Extracted data entries:

■ ■ ■ ■

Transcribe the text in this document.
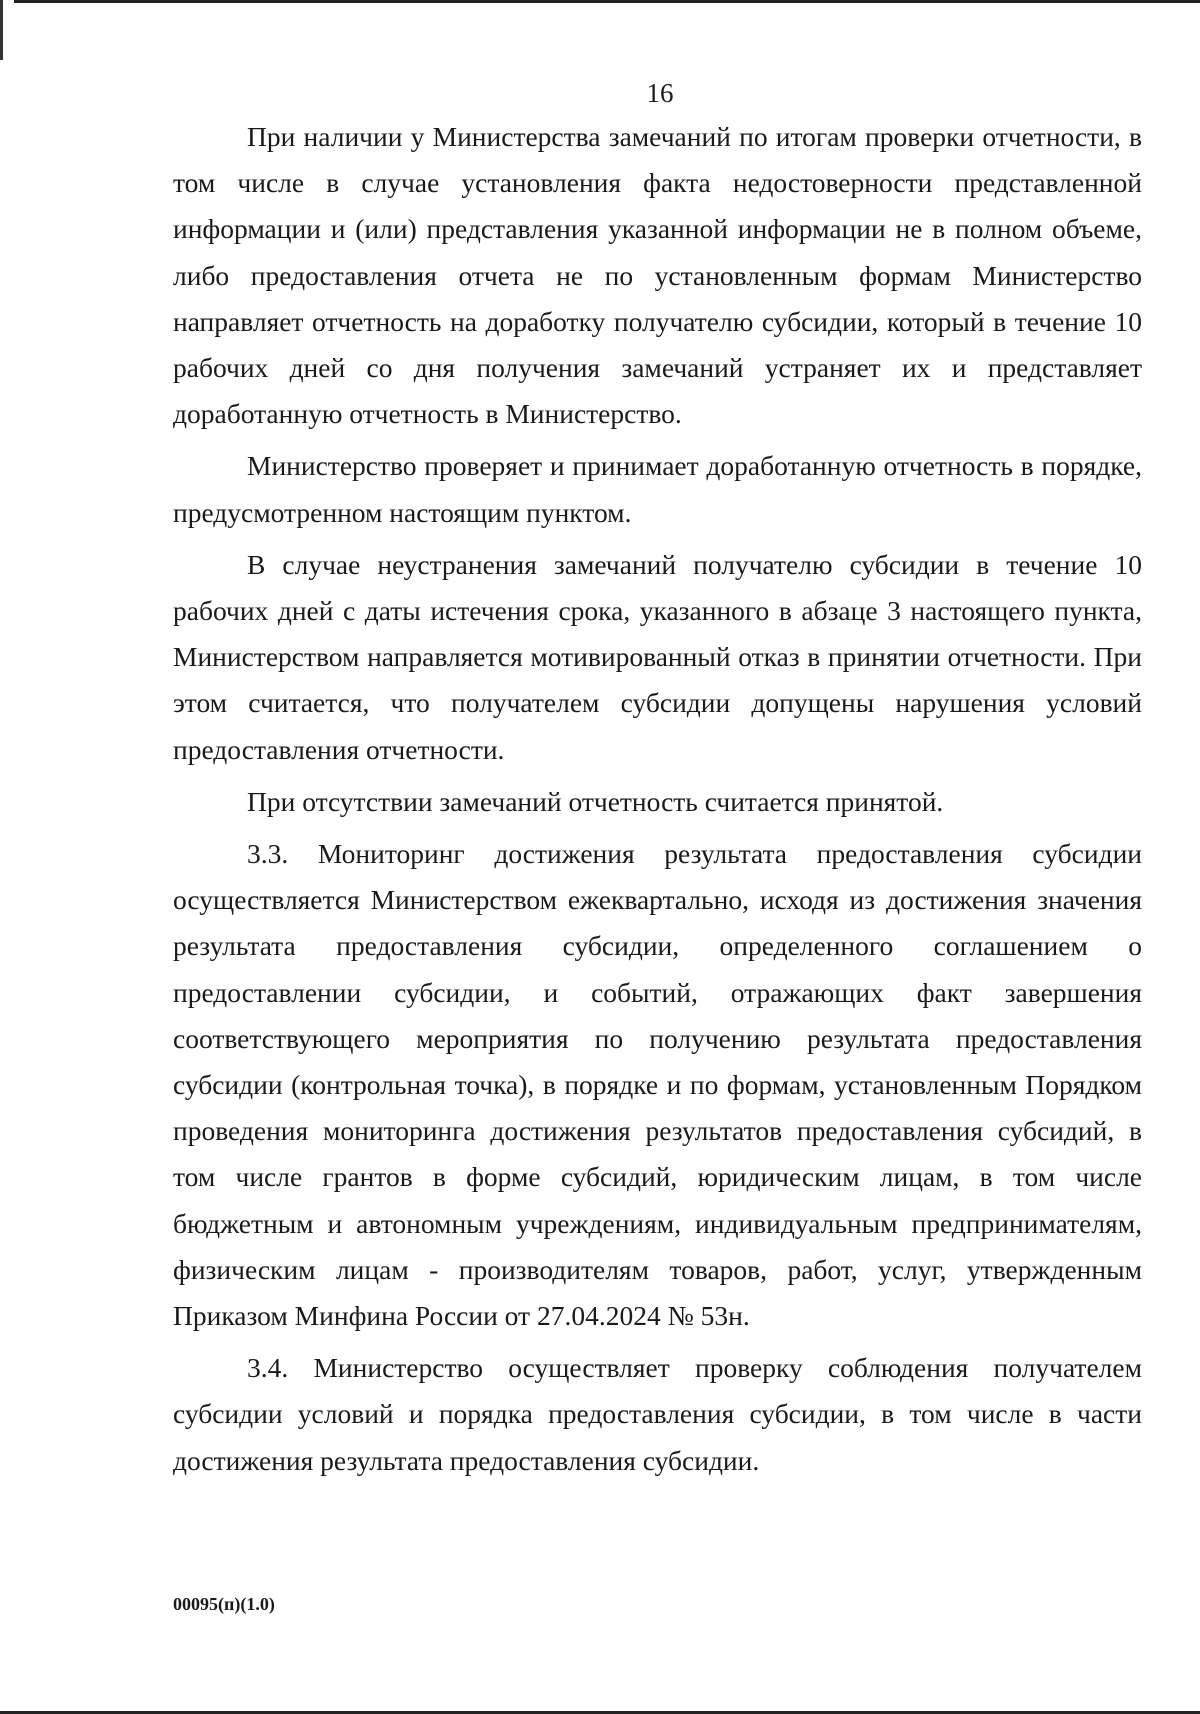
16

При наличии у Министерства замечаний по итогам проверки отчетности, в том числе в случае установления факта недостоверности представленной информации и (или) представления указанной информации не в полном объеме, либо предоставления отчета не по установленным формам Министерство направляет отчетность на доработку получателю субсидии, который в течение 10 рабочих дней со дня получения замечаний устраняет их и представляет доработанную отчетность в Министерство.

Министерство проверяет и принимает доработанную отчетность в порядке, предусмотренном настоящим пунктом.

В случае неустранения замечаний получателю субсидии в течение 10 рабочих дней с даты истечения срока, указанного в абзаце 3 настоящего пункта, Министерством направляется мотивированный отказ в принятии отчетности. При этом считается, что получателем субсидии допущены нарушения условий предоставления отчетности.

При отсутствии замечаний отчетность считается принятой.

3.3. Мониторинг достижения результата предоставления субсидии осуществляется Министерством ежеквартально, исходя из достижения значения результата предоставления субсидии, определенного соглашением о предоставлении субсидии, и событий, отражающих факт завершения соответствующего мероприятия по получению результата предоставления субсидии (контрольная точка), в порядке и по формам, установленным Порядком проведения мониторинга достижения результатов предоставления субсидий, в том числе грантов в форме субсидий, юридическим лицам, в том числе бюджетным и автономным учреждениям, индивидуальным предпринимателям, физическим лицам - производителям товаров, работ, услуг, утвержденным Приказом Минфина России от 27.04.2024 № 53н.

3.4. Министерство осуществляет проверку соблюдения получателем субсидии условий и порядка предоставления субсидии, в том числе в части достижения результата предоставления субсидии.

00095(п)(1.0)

■ ■ ■ ■

## Objective
Return each line of the listing that holds the string "предоставления".

## The output
При наличии у Министерства замечаний по итогам проверки отчетности, в том числе в случае установления факта недостоверности представленной информации и (или) представления указанной информации не в полном объеме, либо предоставления отчета не по установленным формам Министерство направляет отчетность на доработку получателю субсидии, который в течение 10 рабочих дней со дня получения замечаний устраняет их и представляет доработанную отчетность в Министерство.
В случае неустранения замечаний получателю субсидии в течение 10 рабочих дней с даты истечения срока, указанного в абзаце 3 настоящего пункта, Министерством направляется мотивированный отказ в принятии отчетности. При этом считается, что получателем субсидии допущены нарушения условий предоставления отчетности.
3.3. Мониторинг достижения результата предоставления субсидии осуществляется Министерством ежеквартально, исходя из достижения значения результата предоставления субсидии, определенного соглашением о предоставлении субсидии, и событий, отражающих факт завершения соответствующего мероприятия по получению результата предоставления субсидии (контрольная точка), в порядке и по формам, установленным Порядком проведения мониторинга достижения результатов предоставления субсидий, в том числе грантов в форме субсидий, юридическим лицам, в том числе бюджетным и автономным учреждениям, индивидуальным предпринимателям, физическим лицам - производителям товаров, работ, услуг, утвержденным Приказом Минфина России от 27.04.2024 № 53н.
3.4. Министерство осуществляет проверку соблюдения получателем субсидии условий и порядка предоставления субсидии, в том числе в части достижения результата предоставления субсидии.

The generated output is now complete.